### Exercise
Omit each picture as you copy the entries exactly.
────────
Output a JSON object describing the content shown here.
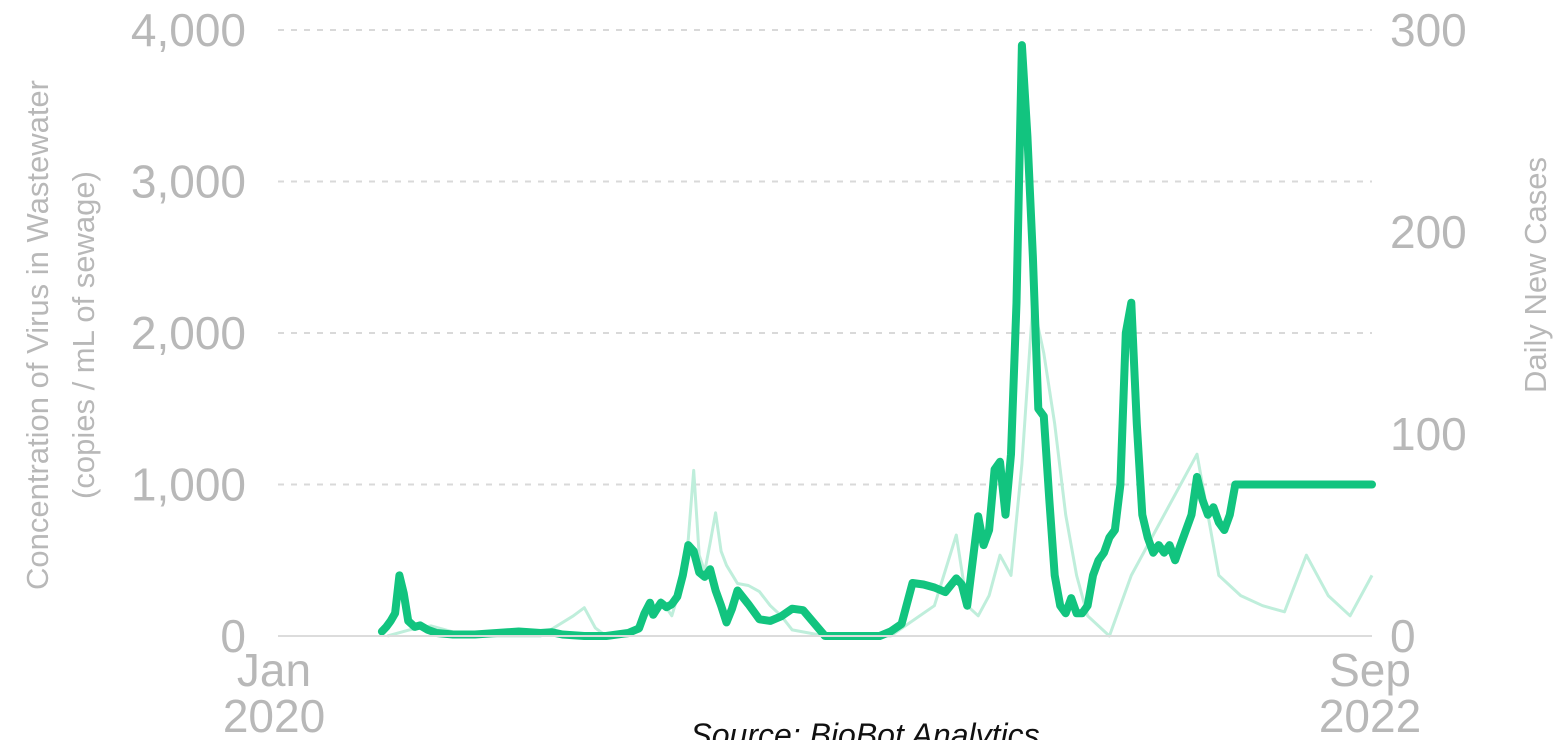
{
  "chart_data": {
    "type": "line",
    "x_start_label": [
      "Jan",
      "2020"
    ],
    "x_end_label": [
      "Sep",
      "2022"
    ],
    "y_left": {
      "label_line1": "Concentration of Virus in Wastewater",
      "label_line2": "(copies / mL of sewage)",
      "ticks": [
        0,
        1000,
        2000,
        3000,
        4000
      ],
      "tick_labels": [
        "0",
        "1,000",
        "2,000",
        "3,000",
        "4,000"
      ],
      "ylim": [
        0,
        4000
      ]
    },
    "y_right": {
      "label": "Daily New Cases",
      "ticks": [
        0,
        100,
        200,
        300
      ],
      "tick_labels": [
        "0",
        "100",
        "200",
        "300"
      ],
      "ylim": [
        0,
        300
      ]
    },
    "grid": "horizontal dashed",
    "source": "Source: BioBot Analytics",
    "colors": {
      "wastewater": "#12c47f",
      "cases": "#bfeedb",
      "text": "#b8b8b8"
    },
    "series": [
      {
        "axis": "left",
        "x": [
          0.095,
          0.099,
          0.103,
          0.107,
          0.111,
          0.115,
          0.119,
          0.125,
          0.13,
          0.137,
          0.145,
          0.16,
          0.18,
          0.2,
          0.22,
          0.24,
          0.25,
          0.26,
          0.28,
          0.3,
          0.31,
          0.32,
          0.33,
          0.335,
          0.34,
          0.343,
          0.35,
          0.355,
          0.36,
          0.365,
          0.37,
          0.375,
          0.38,
          0.385,
          0.39,
          0.395,
          0.4,
          0.405,
          0.41,
          0.415,
          0.42,
          0.43,
          0.44,
          0.45,
          0.46,
          0.47,
          0.48,
          0.5,
          0.52,
          0.54,
          0.55,
          0.56,
          0.57,
          0.58,
          0.59,
          0.6,
          0.61,
          0.62,
          0.625,
          0.63,
          0.64,
          0.645,
          0.65,
          0.655,
          0.66,
          0.665,
          0.67,
          0.675,
          0.68,
          0.685,
          0.69,
          0.695,
          0.7,
          0.705,
          0.71,
          0.715,
          0.72,
          0.725,
          0.73,
          0.735,
          0.74,
          0.745,
          0.75,
          0.755,
          0.76,
          0.765,
          0.77,
          0.775,
          0.78,
          0.785,
          0.79,
          0.795,
          0.8,
          0.805,
          0.81,
          0.815,
          0.82,
          0.825,
          0.83,
          0.835,
          0.84,
          0.845,
          0.85,
          0.855,
          0.86,
          0.865,
          0.87,
          0.875,
          0.88,
          0.885,
          0.89,
          0.895,
          0.9,
          0.905,
          0.91,
          0.915,
          0.92,
          0.925,
          0.93,
          0.935,
          0.94,
          0.945,
          0.95,
          0.955,
          0.96,
          0.965,
          0.97,
          0.975,
          0.98,
          0.985,
          0.99,
          0.995,
          1.0
        ],
        "y": [
          30,
          60,
          100,
          150,
          400,
          280,
          100,
          60,
          70,
          40,
          20,
          10,
          10,
          20,
          30,
          20,
          25,
          10,
          0,
          0,
          10,
          20,
          50,
          150,
          220,
          140,
          220,
          190,
          210,
          260,
          400,
          600,
          560,
          420,
          390,
          440,
          300,
          200,
          90,
          180,
          300,
          210,
          110,
          100,
          130,
          180,
          170,
          0,
          0,
          0,
          0,
          30,
          80,
          350,
          340,
          320,
          290,
          380,
          340,
          200,
          790,
          600,
          700,
          1100,
          1150,
          800,
          1200,
          2200,
          3900,
          3300,
          2500,
          1500,
          1450,
          900,
          400,
          200,
          150,
          250,
          150,
          150,
          200,
          400,
          500,
          550,
          650,
          700,
          1000,
          2000,
          2200,
          1400,
          800,
          650,
          550,
          600,
          550,
          600,
          500,
          600,
          700,
          800,
          1050,
          900,
          800,
          850,
          750,
          700,
          800,
          1000,
          1000,
          1000,
          1000,
          1000,
          1000,
          1000,
          1000,
          1000,
          1000,
          1000,
          1000,
          1000,
          1000,
          1000,
          1000,
          1000,
          1000,
          1000,
          1000,
          1000,
          1000,
          1000,
          1000,
          1000,
          1000
        ]
      },
      {
        "axis": "right",
        "x": [
          0.1,
          0.12,
          0.14,
          0.16,
          0.2,
          0.24,
          0.27,
          0.28,
          0.29,
          0.3,
          0.32,
          0.34,
          0.35,
          0.36,
          0.37,
          0.375,
          0.38,
          0.385,
          0.39,
          0.395,
          0.4,
          0.405,
          0.41,
          0.42,
          0.43,
          0.44,
          0.45,
          0.46,
          0.47,
          0.5,
          0.53,
          0.56,
          0.6,
          0.62,
          0.63,
          0.64,
          0.65,
          0.66,
          0.67,
          0.68,
          0.69,
          0.7,
          0.71,
          0.72,
          0.73,
          0.74,
          0.76,
          0.78,
          0.8,
          0.82,
          0.84,
          0.86,
          0.88,
          0.9,
          0.92,
          0.94,
          0.96,
          0.98,
          1.0
        ],
        "y": [
          0,
          3,
          5,
          2,
          0,
          0,
          10,
          14,
          4,
          0,
          0,
          12,
          18,
          10,
          28,
          48,
          82,
          40,
          32,
          46,
          61,
          42,
          35,
          26,
          25,
          22,
          15,
          10,
          3,
          0,
          0,
          0,
          15,
          50,
          15,
          10,
          20,
          40,
          30,
          85,
          165,
          140,
          105,
          60,
          30,
          10,
          0,
          30,
          50,
          70,
          90,
          30,
          20,
          15,
          12,
          40,
          20,
          10,
          30
        ]
      }
    ]
  }
}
────────
### Answer box
Output a JSON object describing the content shown here.
{
  "chart_data": {
    "type": "line",
    "x_start_label": [
      "Jan",
      "2020"
    ],
    "x_end_label": [
      "Sep",
      "2022"
    ],
    "y_left": {
      "label_line1": "Concentration of Virus in Wastewater",
      "label_line2": "(copies / mL of sewage)",
      "ticks": [
        0,
        1000,
        2000,
        3000,
        4000
      ],
      "tick_labels": [
        "0",
        "1,000",
        "2,000",
        "3,000",
        "4,000"
      ],
      "ylim": [
        0,
        4000
      ]
    },
    "y_right": {
      "label": "Daily New Cases",
      "ticks": [
        0,
        100,
        200,
        300
      ],
      "tick_labels": [
        "0",
        "100",
        "200",
        "300"
      ],
      "ylim": [
        0,
        300
      ]
    },
    "grid": "horizontal dashed",
    "source": "Source: BioBot Analytics",
    "colors": {
      "wastewater": "#12c47f",
      "cases": "#bfeedb",
      "text": "#b8b8b8"
    },
    "series": [
      {
        "axis": "left",
        "x": [
          0.095,
          0.099,
          0.103,
          0.107,
          0.111,
          0.115,
          0.119,
          0.125,
          0.13,
          0.137,
          0.145,
          0.16,
          0.18,
          0.2,
          0.22,
          0.24,
          0.25,
          0.26,
          0.28,
          0.3,
          0.31,
          0.32,
          0.33,
          0.335,
          0.34,
          0.343,
          0.35,
          0.355,
          0.36,
          0.365,
          0.37,
          0.375,
          0.38,
          0.385,
          0.39,
          0.395,
          0.4,
          0.405,
          0.41,
          0.415,
          0.42,
          0.43,
          0.44,
          0.45,
          0.46,
          0.47,
          0.48,
          0.5,
          0.52,
          0.54,
          0.55,
          0.56,
          0.57,
          0.58,
          0.59,
          0.6,
          0.61,
          0.62,
          0.625,
          0.63,
          0.64,
          0.645,
          0.65,
          0.655,
          0.66,
          0.665,
          0.67,
          0.675,
          0.68,
          0.685,
          0.69,
          0.695,
          0.7,
          0.705,
          0.71,
          0.715,
          0.72,
          0.725,
          0.73,
          0.735,
          0.74,
          0.745,
          0.75,
          0.755,
          0.76,
          0.765,
          0.77,
          0.775,
          0.78,
          0.785,
          0.79,
          0.795,
          0.8,
          0.805,
          0.81,
          0.815,
          0.82,
          0.825,
          0.83,
          0.835,
          0.84,
          0.845,
          0.85,
          0.855,
          0.86,
          0.865,
          0.87,
          0.875,
          0.88,
          0.885,
          0.89,
          0.895,
          0.9,
          0.905,
          0.91,
          0.915,
          0.92,
          0.925,
          0.93,
          0.935,
          0.94,
          0.945,
          0.95,
          0.955,
          0.96,
          0.965,
          0.97,
          0.975,
          0.98,
          0.985,
          0.99,
          0.995,
          1.0
        ],
        "y": [
          30,
          60,
          100,
          150,
          400,
          280,
          100,
          60,
          70,
          40,
          20,
          10,
          10,
          20,
          30,
          20,
          25,
          10,
          0,
          0,
          10,
          20,
          50,
          150,
          220,
          140,
          220,
          190,
          210,
          260,
          400,
          600,
          560,
          420,
          390,
          440,
          300,
          200,
          90,
          180,
          300,
          210,
          110,
          100,
          130,
          180,
          170,
          0,
          0,
          0,
          0,
          30,
          80,
          350,
          340,
          320,
          290,
          380,
          340,
          200,
          790,
          600,
          700,
          1100,
          1150,
          800,
          1200,
          2200,
          3900,
          3300,
          2500,
          1500,
          1450,
          900,
          400,
          200,
          150,
          250,
          150,
          150,
          200,
          400,
          500,
          550,
          650,
          700,
          1000,
          2000,
          2200,
          1400,
          800,
          650,
          550,
          600,
          550,
          600,
          500,
          600,
          700,
          800,
          1050,
          900,
          800,
          850,
          750,
          700,
          800,
          1000,
          1000,
          1000,
          1000,
          1000,
          1000,
          1000,
          1000,
          1000,
          1000,
          1000,
          1000,
          1000,
          1000,
          1000,
          1000,
          1000,
          1000,
          1000,
          1000,
          1000,
          1000,
          1000,
          1000,
          1000,
          1000
        ]
      },
      {
        "axis": "right",
        "x": [
          0.1,
          0.12,
          0.14,
          0.16,
          0.2,
          0.24,
          0.27,
          0.28,
          0.29,
          0.3,
          0.32,
          0.34,
          0.35,
          0.36,
          0.37,
          0.375,
          0.38,
          0.385,
          0.39,
          0.395,
          0.4,
          0.405,
          0.41,
          0.42,
          0.43,
          0.44,
          0.45,
          0.46,
          0.47,
          0.5,
          0.53,
          0.56,
          0.6,
          0.62,
          0.63,
          0.64,
          0.65,
          0.66,
          0.67,
          0.68,
          0.69,
          0.7,
          0.71,
          0.72,
          0.73,
          0.74,
          0.76,
          0.78,
          0.8,
          0.82,
          0.84,
          0.86,
          0.88,
          0.9,
          0.92,
          0.94,
          0.96,
          0.98,
          1.0
        ],
        "y": [
          0,
          3,
          5,
          2,
          0,
          0,
          10,
          14,
          4,
          0,
          0,
          12,
          18,
          10,
          28,
          48,
          82,
          40,
          32,
          46,
          61,
          42,
          35,
          26,
          25,
          22,
          15,
          10,
          3,
          0,
          0,
          0,
          15,
          50,
          15,
          10,
          20,
          40,
          30,
          85,
          165,
          140,
          105,
          60,
          30,
          10,
          0,
          30,
          50,
          70,
          90,
          30,
          20,
          15,
          12,
          40,
          20,
          10,
          30
        ]
      }
    ]
  }
}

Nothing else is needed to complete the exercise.